[Records from a dataset]
------------
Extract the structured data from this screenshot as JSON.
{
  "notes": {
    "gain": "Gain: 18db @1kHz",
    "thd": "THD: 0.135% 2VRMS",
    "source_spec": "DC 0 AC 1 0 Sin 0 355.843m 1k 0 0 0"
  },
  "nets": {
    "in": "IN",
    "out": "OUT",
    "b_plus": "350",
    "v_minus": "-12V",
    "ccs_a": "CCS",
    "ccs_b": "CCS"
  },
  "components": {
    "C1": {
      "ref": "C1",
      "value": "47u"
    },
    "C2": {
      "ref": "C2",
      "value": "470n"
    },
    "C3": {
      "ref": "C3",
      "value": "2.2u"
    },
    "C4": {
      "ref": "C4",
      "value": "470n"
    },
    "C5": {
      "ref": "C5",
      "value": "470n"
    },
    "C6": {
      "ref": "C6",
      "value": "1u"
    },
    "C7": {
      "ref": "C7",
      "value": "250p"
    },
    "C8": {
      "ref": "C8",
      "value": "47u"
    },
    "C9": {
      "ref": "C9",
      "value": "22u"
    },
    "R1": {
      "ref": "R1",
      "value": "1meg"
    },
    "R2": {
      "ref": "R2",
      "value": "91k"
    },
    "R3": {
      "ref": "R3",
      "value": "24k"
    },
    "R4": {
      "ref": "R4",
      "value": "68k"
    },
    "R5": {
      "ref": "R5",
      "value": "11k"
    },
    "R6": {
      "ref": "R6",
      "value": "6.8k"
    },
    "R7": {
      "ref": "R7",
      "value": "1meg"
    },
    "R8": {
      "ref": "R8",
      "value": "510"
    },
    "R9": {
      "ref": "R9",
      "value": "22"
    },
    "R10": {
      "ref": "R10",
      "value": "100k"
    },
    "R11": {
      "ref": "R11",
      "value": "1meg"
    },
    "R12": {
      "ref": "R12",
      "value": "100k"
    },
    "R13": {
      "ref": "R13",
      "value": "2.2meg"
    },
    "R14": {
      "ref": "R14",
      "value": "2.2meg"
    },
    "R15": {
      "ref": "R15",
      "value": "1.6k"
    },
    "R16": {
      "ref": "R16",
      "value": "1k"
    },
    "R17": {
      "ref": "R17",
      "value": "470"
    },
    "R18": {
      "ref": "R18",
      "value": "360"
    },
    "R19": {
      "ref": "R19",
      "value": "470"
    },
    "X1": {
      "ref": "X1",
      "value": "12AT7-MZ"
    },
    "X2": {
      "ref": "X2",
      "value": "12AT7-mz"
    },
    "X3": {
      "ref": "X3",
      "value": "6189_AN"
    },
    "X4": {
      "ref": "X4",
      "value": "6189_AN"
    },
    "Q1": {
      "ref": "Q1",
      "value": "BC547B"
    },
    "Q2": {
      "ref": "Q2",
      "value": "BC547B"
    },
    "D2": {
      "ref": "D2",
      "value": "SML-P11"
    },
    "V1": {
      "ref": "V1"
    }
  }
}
------------
• **Requirements**:
Extract each line of the listing above, copying it word for word.

• **Worked solution**:
Extract the structured data from this screenshot as JSON.
{
  "notes": {
    "gain": "Gain: 18db @1kHz",
    "thd": "THD: 0.135% 2VRMS",
    "source_spec": "DC 0 AC 1 0 Sin 0 355.843m 1k 0 0 0"
  },
  "nets": {
    "in": "IN",
    "out": "OUT",
    "b_plus": "350",
    "v_minus": "-12V",
    "ccs_a": "CCS",
    "ccs_b": "CCS"
  },
  "components": {
    "C1": {
      "ref": "C1",
      "value": "47u"
    },
    "C2": {
      "ref": "C2",
      "value": "470n"
    },
    "C3": {
      "ref": "C3",
      "value": "2.2u"
    },
    "C4": {
      "ref": "C4",
      "value": "470n"
    },
    "C5": {
      "ref": "C5",
      "value": "470n"
    },
    "C6": {
      "ref": "C6",
      "value": "1u"
    },
    "C7": {
      "ref": "C7",
      "value": "250p"
    },
    "C8": {
      "ref": "C8",
      "value": "47u"
    },
    "C9": {
      "ref": "C9",
      "value": "22u"
    },
    "R1": {
      "ref": "R1",
      "value": "1meg"
    },
    "R2": {
      "ref": "R2",
      "value": "91k"
    },
    "R3": {
      "ref": "R3",
      "value": "24k"
    },
    "R4": {
      "ref": "R4",
      "value": "68k"
    },
    "R5": {
      "ref": "R5",
      "value": "11k"
    },
    "R6": {
      "ref": "R6",
      "value": "6.8k"
    },
    "R7": {
      "ref": "R7",
      "value": "1meg"
    },
    "R8": {
      "ref": "R8",
      "value": "510"
    },
    "R9": {
      "ref": "R9",
      "value": "22"
    },
    "R10": {
      "ref": "R10",
      "value": "100k"
    },
    "R11": {
      "ref": "R11",
      "value": "1meg"
    },
    "R12": {
      "ref": "R12",
      "value": "100k"
    },
    "R13": {
      "ref": "R13",
      "value": "2.2meg"
    },
    "R14": {
      "ref": "R14",
      "value": "2.2meg"
    },
    "R15": {
      "ref": "R15",
      "value": "1.6k"
    },
    "R16": {
      "ref": "R16",
      "value": "1k"
    },
    "R17": {
      "ref": "R17",
      "value": "470"
    },
    "R18": {
      "ref": "R18",
      "value": "360"
    },
    "R19": {
      "ref": "R19",
      "value": "470"
    },
    "X1": {
      "ref": "X1",
      "value": "12AT7-MZ"
    },
    "X2": {
      "ref": "X2",
      "value": "12AT7-mz"
    },
    "X3": {
      "ref": "X3",
      "value": "6189_AN"
    },
    "X4": {
      "ref": "X4",
      "value": "6189_AN"
    },
    "Q1": {
      "ref": "Q1",
      "value": "BC547B"
    },
    "Q2": {
      "ref": "Q2",
      "value": "BC547B"
    },
    "D2": {
      "ref": "D2",
      "value": "SML-P11"
    },
    "V1": {
      "ref": "V1"
    }
  }
}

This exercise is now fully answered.